───── EXTRACTED INFORMATION

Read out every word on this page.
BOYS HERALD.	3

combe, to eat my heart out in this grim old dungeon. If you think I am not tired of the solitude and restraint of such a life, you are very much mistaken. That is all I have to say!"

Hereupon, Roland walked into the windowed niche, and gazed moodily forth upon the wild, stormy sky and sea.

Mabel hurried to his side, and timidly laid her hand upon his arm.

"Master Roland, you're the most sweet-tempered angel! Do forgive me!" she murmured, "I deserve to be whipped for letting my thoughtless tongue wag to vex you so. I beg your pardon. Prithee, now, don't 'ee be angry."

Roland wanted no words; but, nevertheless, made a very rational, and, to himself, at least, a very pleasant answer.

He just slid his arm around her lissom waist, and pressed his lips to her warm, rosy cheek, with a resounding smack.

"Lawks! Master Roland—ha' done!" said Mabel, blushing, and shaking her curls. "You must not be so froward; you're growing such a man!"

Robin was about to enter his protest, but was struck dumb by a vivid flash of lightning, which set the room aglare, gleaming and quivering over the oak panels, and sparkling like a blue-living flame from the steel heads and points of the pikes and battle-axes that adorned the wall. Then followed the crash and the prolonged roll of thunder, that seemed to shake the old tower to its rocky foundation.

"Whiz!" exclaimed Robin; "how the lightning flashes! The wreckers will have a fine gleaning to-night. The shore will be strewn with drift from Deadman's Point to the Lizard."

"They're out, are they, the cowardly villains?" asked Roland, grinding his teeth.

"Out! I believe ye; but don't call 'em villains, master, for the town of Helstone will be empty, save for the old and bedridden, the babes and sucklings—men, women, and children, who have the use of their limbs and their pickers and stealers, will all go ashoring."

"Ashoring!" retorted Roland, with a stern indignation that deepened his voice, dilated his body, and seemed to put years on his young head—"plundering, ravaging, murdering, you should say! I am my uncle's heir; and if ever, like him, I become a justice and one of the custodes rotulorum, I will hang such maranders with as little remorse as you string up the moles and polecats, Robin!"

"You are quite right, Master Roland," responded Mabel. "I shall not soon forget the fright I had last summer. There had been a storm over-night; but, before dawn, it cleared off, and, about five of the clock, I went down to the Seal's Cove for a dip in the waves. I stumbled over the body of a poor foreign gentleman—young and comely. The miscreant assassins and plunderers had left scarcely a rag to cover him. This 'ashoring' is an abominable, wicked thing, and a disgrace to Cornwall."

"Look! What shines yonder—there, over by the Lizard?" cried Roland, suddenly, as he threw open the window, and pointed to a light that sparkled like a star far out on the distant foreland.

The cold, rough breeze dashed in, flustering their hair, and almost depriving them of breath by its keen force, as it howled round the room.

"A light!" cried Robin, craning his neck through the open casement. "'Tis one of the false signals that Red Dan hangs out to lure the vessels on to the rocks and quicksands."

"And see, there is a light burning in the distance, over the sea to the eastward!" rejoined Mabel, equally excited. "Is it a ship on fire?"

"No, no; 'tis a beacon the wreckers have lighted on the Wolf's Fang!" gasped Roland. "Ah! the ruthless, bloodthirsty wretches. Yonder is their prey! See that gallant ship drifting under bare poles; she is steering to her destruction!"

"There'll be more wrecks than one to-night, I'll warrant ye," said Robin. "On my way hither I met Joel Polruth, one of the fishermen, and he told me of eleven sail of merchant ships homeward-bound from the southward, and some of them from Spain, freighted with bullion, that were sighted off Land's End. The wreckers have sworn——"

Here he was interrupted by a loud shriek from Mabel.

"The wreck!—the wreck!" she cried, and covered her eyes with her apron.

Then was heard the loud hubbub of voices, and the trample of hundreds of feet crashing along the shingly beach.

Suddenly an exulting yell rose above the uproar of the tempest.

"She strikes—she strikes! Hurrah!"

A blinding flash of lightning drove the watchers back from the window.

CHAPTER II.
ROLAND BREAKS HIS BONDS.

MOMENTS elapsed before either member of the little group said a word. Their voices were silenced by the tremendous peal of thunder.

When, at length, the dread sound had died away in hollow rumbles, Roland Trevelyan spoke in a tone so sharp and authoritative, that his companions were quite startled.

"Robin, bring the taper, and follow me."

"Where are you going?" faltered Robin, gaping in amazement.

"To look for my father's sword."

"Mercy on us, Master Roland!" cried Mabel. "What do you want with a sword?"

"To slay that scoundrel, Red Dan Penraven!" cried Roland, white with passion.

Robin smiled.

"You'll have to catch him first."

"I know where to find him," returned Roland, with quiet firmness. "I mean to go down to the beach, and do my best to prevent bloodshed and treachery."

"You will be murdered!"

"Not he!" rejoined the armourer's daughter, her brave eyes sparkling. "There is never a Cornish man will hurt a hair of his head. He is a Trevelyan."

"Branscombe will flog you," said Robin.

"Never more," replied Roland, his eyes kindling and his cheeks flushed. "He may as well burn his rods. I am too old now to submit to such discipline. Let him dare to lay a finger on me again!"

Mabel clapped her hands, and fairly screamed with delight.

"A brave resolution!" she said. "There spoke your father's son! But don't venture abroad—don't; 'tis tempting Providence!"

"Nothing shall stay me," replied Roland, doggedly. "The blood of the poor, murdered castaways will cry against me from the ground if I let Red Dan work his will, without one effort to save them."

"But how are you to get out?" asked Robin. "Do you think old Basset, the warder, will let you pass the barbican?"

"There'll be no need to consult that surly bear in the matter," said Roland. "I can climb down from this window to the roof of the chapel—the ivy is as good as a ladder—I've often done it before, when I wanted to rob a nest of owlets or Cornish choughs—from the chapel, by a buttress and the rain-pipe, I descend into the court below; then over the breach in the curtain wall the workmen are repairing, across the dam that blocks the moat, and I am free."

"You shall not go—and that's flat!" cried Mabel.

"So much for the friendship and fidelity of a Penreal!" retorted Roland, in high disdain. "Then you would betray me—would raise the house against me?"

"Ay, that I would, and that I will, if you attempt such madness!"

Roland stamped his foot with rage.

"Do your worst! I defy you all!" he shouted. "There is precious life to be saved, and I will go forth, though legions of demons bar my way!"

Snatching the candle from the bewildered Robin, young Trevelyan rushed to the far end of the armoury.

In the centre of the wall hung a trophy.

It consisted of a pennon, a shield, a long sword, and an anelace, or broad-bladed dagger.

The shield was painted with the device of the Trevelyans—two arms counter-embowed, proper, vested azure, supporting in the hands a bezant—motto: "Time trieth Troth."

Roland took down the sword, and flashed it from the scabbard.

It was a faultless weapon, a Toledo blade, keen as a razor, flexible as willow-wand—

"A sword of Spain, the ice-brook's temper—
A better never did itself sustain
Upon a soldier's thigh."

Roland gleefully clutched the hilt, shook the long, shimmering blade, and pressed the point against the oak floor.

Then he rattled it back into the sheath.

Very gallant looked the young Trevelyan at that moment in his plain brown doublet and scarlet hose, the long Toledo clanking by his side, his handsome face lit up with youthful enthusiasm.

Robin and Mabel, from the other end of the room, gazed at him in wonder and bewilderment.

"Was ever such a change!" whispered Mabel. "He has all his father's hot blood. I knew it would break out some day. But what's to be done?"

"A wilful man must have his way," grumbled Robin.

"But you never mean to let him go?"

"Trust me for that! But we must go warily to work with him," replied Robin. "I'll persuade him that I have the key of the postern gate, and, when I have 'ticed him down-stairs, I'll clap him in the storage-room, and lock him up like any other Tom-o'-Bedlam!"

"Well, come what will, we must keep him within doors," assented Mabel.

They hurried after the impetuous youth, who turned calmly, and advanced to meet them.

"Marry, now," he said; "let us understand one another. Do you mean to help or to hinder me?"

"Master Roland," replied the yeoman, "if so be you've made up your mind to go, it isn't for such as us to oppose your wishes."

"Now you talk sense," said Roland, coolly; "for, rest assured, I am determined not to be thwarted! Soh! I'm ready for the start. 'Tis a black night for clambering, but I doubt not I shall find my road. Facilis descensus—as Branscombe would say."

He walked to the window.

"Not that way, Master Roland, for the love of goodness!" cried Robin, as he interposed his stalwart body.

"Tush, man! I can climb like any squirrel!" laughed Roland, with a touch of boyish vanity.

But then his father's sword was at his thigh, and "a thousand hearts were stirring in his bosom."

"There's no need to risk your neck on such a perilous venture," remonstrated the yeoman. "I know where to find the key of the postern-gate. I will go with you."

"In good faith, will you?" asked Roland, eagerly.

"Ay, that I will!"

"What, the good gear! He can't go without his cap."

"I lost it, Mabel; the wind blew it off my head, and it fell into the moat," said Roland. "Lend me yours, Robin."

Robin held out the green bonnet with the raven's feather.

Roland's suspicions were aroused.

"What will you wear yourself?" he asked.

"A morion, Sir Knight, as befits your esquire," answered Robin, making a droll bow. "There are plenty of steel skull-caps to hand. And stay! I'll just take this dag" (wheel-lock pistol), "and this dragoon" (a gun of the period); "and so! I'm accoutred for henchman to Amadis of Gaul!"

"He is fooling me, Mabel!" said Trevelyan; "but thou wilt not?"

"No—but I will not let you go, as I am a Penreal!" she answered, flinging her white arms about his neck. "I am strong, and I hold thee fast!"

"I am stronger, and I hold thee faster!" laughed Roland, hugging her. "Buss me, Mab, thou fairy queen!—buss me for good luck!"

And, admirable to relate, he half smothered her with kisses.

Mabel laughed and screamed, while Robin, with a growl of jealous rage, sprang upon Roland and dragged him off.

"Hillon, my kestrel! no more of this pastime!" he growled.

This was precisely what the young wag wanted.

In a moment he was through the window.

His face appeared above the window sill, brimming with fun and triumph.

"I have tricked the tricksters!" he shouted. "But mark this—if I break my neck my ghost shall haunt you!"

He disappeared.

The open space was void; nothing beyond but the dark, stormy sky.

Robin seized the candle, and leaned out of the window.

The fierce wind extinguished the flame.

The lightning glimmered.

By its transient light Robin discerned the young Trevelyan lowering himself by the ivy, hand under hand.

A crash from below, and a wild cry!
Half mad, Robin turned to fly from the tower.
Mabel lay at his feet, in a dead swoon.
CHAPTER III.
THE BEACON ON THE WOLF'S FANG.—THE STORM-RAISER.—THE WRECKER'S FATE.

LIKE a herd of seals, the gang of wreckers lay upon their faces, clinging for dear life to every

──────────

### BRIEF
Of the lines in the material, how many contain the word "know"? Reply with the number and nothing else.

### COMPLETED EXERCISE
2